══ TEXT PASSAGE
Each project group varies in size from a few people to two dozen and includes volunteers from across the industry with varying backgrounds, expertise and motivations.

Highlights from CCC’s involvement in Metadata 2020’s project groups include:

Group 3: Defining the Terms We Use About Metadata

Elizabeth Wolf, Manager, Data Quality, Data Operations

I have always been interested in the intersection between perspectives. In the past, I’ve been involved in integrated projects where one team uses a term and another team assumes a completely different meaning, causing misaligned features or requirements, missed hand-offs, and delays. The more we work in the wide world of cross-functional teams and release trains, supporting a range of customers across many disciplines, the more critical it is that we recognize and address these challenges.

While the Defining the Terms group is closely aligned with others, our mission is to come up with clarifying terminology so that we can have more meaningful global discussions. To understand what should be delivered and why anyone should care, we need a common vocabulary. We are looking to facilitate communication about metadata within and between communities. Our 16 group members represent Service Providers/Platform & Tools, Publishers, Librarians, and Researchers.
════
### PROBLEM REQUIREMENTS
Carry on the passage about CCC's work in the Metadata 2020 project groups from the point where it stops.
══ MATERIAL PROVIDED
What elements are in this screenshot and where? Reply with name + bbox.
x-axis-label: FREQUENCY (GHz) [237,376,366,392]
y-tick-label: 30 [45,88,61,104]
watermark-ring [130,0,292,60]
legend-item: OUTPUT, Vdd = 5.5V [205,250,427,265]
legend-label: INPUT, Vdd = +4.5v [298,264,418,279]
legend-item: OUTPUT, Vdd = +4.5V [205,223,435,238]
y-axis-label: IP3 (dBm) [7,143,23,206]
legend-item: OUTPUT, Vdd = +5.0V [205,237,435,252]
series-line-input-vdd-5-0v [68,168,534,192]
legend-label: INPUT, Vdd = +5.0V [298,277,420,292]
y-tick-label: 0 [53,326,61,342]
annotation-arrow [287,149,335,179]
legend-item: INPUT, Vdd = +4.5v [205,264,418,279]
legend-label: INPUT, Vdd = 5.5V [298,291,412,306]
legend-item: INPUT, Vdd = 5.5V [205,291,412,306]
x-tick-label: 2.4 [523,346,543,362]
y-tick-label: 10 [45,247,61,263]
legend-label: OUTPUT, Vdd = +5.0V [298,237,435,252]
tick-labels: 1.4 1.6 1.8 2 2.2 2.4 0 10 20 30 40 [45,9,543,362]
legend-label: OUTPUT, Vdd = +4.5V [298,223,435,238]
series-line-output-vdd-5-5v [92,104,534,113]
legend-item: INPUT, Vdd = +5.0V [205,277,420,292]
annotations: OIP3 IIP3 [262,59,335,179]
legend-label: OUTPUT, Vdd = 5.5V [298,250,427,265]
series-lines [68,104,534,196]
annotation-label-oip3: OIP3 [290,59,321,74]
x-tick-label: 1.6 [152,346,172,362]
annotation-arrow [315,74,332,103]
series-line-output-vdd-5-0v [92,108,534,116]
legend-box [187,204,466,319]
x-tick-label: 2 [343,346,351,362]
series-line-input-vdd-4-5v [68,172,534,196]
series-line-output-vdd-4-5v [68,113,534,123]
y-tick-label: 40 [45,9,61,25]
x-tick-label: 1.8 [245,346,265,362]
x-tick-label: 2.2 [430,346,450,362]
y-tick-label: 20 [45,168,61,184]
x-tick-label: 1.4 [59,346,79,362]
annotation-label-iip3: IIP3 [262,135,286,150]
════
### SOLVED EXERCISE
At this point, we are surveying different user groups to assess what people talk about when they talk about metadata. We think our contribution is to disambiguate and illustrate what terms mean, independent of implementation. Our anticipated outcome is a glossary, which will be released along with Group 2’s mapping project.

Group 4: Incentives for Improving Metadata Quality

 John Brucker, Metadata Librarian, Data Operations

As a metadata librarian, this project appealed because I think it can help address some of those inconsistency issues by helping the community understand the importance of metadata quality. I believe the community needs to commit resources towards creating and maintaining good metadata.

The mission of our group is to highlight downstream applications and the value of metadata for all parts of the community by telling real stories as evidence of how better metadata will support their goals.

Through my role at CCC, I can see that the quality of metadata we receive from our publishers can vary greatly. This is especially true for publication types other than books or journals, such as reports, websites, and standards.

The way I see it, this group will impact the industry by educating the industry about why they should care about metadata. Examples of this would be use cases where high-quality metadata positively impacts revenue, discoverability, and user experience.

Group 6: Metadata Evaluation and Guidance

Stephen Howe, Product Manager, Platform Services, Product

I was immediately drawn to this project because it aligns directly to what CCC is doing today and what I am doing at CCC. We just implemented a new works management system to help us improve the quality of our data. One of our biggest challenges is understanding exactly how to measure the quality of works’ metadata and to help our data source partners understand and measure the quality of the data that they send us.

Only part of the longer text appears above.